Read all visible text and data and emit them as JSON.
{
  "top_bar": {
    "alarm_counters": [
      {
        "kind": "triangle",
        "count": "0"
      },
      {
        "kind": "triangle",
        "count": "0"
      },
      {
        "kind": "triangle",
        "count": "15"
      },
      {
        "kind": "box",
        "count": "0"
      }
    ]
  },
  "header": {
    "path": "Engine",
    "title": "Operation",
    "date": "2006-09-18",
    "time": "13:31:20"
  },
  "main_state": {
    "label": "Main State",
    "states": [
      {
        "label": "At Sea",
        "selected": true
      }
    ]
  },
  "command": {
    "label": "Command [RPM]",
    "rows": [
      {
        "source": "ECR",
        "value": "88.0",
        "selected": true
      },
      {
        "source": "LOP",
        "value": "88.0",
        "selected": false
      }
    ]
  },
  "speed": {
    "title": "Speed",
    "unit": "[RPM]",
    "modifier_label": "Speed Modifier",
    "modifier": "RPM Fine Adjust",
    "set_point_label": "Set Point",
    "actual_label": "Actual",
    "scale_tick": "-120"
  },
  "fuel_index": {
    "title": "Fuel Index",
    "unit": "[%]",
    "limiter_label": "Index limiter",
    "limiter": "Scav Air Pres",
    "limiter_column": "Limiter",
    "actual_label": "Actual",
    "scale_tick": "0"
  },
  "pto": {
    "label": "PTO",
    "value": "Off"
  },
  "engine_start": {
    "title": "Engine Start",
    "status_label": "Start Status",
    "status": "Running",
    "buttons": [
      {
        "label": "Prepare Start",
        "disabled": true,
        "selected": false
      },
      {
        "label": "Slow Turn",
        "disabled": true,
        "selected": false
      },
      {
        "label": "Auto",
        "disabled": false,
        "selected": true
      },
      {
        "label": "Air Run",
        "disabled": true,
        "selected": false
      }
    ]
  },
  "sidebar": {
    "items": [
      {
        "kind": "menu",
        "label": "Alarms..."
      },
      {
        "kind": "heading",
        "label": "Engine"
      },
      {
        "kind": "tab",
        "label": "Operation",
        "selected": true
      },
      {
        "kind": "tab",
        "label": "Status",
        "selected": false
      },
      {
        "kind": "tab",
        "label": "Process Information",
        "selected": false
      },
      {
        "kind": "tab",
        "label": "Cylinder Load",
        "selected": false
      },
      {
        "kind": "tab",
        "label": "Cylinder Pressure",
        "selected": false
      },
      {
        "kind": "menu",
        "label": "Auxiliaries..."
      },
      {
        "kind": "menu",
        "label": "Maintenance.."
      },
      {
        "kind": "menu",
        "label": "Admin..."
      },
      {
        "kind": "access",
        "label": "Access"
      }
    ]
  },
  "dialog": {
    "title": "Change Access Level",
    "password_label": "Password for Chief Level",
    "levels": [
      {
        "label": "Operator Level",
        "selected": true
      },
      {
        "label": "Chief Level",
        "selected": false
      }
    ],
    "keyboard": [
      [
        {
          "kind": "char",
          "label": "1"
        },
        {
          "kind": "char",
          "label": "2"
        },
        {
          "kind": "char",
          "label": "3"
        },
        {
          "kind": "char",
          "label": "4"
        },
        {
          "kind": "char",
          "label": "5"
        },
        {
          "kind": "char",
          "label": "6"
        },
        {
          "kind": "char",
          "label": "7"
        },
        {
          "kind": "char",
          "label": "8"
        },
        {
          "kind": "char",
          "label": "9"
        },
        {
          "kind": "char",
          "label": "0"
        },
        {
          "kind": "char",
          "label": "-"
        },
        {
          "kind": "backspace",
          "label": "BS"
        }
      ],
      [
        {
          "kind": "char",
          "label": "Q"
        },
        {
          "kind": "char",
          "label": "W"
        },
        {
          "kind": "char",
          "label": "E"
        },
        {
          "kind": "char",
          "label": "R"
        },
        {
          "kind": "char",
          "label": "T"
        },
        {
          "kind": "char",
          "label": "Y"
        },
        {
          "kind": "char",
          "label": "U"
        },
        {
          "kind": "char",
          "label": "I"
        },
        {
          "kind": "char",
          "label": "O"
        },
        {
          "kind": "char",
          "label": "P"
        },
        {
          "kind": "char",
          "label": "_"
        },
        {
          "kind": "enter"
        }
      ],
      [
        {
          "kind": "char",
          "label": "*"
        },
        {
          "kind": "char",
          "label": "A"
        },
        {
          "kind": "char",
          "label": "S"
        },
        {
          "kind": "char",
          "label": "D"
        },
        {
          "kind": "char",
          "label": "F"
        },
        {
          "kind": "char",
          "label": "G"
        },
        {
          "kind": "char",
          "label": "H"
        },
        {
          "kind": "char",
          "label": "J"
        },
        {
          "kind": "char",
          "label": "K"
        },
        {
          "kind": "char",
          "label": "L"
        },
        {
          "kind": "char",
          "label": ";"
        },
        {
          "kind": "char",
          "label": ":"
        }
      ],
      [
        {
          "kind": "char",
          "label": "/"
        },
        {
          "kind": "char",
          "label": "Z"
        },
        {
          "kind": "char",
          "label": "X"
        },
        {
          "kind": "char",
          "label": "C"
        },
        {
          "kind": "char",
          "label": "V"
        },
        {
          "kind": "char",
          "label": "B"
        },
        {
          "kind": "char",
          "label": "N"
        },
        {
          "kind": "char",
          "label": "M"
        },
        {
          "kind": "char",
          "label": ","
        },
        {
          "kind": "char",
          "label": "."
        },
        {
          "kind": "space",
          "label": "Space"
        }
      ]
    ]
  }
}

□ □ □ □ □

EXERCISE: Reproduce the full listing exactly.

TASK RESPONSE:
Read all visible text and data and emit them as JSON.
{
  "top_bar": {
    "alarm_counters": [
      {
        "kind": "triangle",
        "count": "0"
      },
      {
        "kind": "triangle",
        "count": "0"
      },
      {
        "kind": "triangle",
        "count": "15"
      },
      {
        "kind": "box",
        "count": "0"
      }
    ]
  },
  "header": {
    "path": "Engine",
    "title": "Operation",
    "date": "2006-09-18",
    "time": "13:31:20"
  },
  "main_state": {
    "label": "Main State",
    "states": [
      {
        "label": "At Sea",
        "selected": true
      }
    ]
  },
  "command": {
    "label": "Command [RPM]",
    "rows": [
      {
        "source": "ECR",
        "value": "88.0",
        "selected": true
      },
      {
        "source": "LOP",
        "value": "88.0",
        "selected": false
      }
    ]
  },
  "speed": {
    "title": "Speed",
    "unit": "[RPM]",
    "modifier_label": "Speed Modifier",
    "modifier": "RPM Fine Adjust",
    "set_point_label": "Set Point",
    "actual_label": "Actual",
    "scale_tick": "-120"
  },
  "fuel_index": {
    "title": "Fuel Index",
    "unit": "[%]",
    "limiter_label": "Index limiter",
    "limiter": "Scav Air Pres",
    "limiter_column": "Limiter",
    "actual_label": "Actual",
    "scale_tick": "0"
  },
  "pto": {
    "label": "PTO",
    "value": "Off"
  },
  "engine_start": {
    "title": "Engine Start",
    "status_label": "Start Status",
    "status": "Running",
    "buttons": [
      {
        "label": "Prepare Start",
        "disabled": true,
        "selected": false
      },
      {
        "label": "Slow Turn",
        "disabled": true,
        "selected": false
      },
      {
        "label": "Auto",
        "disabled": false,
        "selected": true
      },
      {
        "label": "Air Run",
        "disabled": true,
        "selected": false
      }
    ]
  },
  "sidebar": {
    "items": [
      {
        "kind": "menu",
        "label": "Alarms..."
      },
      {
        "kind": "heading",
        "label": "Engine"
      },
      {
        "kind": "tab",
        "label": "Operation",
        "selected": true
      },
      {
        "kind": "tab",
        "label": "Status",
        "selected": false
      },
      {
        "kind": "tab",
        "label": "Process Information",
        "selected": false
      },
      {
        "kind": "tab",
        "label": "Cylinder Load",
        "selected": false
      },
      {
        "kind": "tab",
        "label": "Cylinder Pressure",
        "selected": false
      },
      {
        "kind": "menu",
        "label": "Auxiliaries..."
      },
      {
        "kind": "menu",
        "label": "Maintenance.."
      },
      {
        "kind": "menu",
        "label": "Admin..."
      },
      {
        "kind": "access",
        "label": "Access"
      }
    ]
  },
  "dialog": {
    "title": "Change Access Level",
    "password_label": "Password for Chief Level",
    "levels": [
      {
        "label": "Operator Level",
        "selected": true
      },
      {
        "label": "Chief Level",
        "selected": false
      }
    ],
    "keyboard": [
      [
        {
          "kind": "char",
          "label": "1"
        },
        {
          "kind": "char",
          "label": "2"
        },
        {
          "kind": "char",
          "label": "3"
        },
        {
          "kind": "char",
          "label": "4"
        },
        {
          "kind": "char",
          "label": "5"
        },
        {
          "kind": "char",
          "label": "6"
        },
        {
          "kind": "char",
          "label": "7"
        },
        {
          "kind": "char",
          "label": "8"
        },
        {
          "kind": "char",
          "label": "9"
        },
        {
          "kind": "char",
          "label": "0"
        },
        {
          "kind": "char",
          "label": "-"
        },
        {
          "kind": "backspace",
          "label": "BS"
        }
      ],
      [
        {
          "kind": "char",
          "label": "Q"
        },
        {
          "kind": "char",
          "label": "W"
        },
        {
          "kind": "char",
          "label": "E"
        },
        {
          "kind": "char",
          "label": "R"
        },
        {
          "kind": "char",
          "label": "T"
        },
        {
          "kind": "char",
          "label": "Y"
        },
        {
          "kind": "char",
          "label": "U"
        },
        {
          "kind": "char",
          "label": "I"
        },
        {
          "kind": "char",
          "label": "O"
        },
        {
          "kind": "char",
          "label": "P"
        },
        {
          "kind": "char",
          "label": "_"
        },
        {
          "kind": "enter"
        }
      ],
      [
        {
          "kind": "char",
          "label": "*"
        },
        {
          "kind": "char",
          "label": "A"
        },
        {
          "kind": "char",
          "label": "S"
        },
        {
          "kind": "char",
          "label": "D"
        },
        {
          "kind": "char",
          "label": "F"
        },
        {
          "kind": "char",
          "label": "G"
        },
        {
          "kind": "char",
          "label": "H"
        },
        {
          "kind": "char",
          "label": "J"
        },
        {
          "kind": "char",
          "label": "K"
        },
        {
          "kind": "char",
          "label": "L"
        },
        {
          "kind": "char",
          "label": ";"
        },
        {
          "kind": "char",
          "label": ":"
        }
      ],
      [
        {
          "kind": "char",
          "label": "/"
        },
        {
          "kind": "char",
          "label": "Z"
        },
        {
          "kind": "char",
          "label": "X"
        },
        {
          "kind": "char",
          "label": "C"
        },
        {
          "kind": "char",
          "label": "V"
        },
        {
          "kind": "char",
          "label": "B"
        },
        {
          "kind": "char",
          "label": "N"
        },
        {
          "kind": "char",
          "label": "M"
        },
        {
          "kind": "char",
          "label": ","
        },
        {
          "kind": "char",
          "label": "."
        },
        {
          "kind": "space",
          "label": "Space"
        }
      ]
    ]
  }
}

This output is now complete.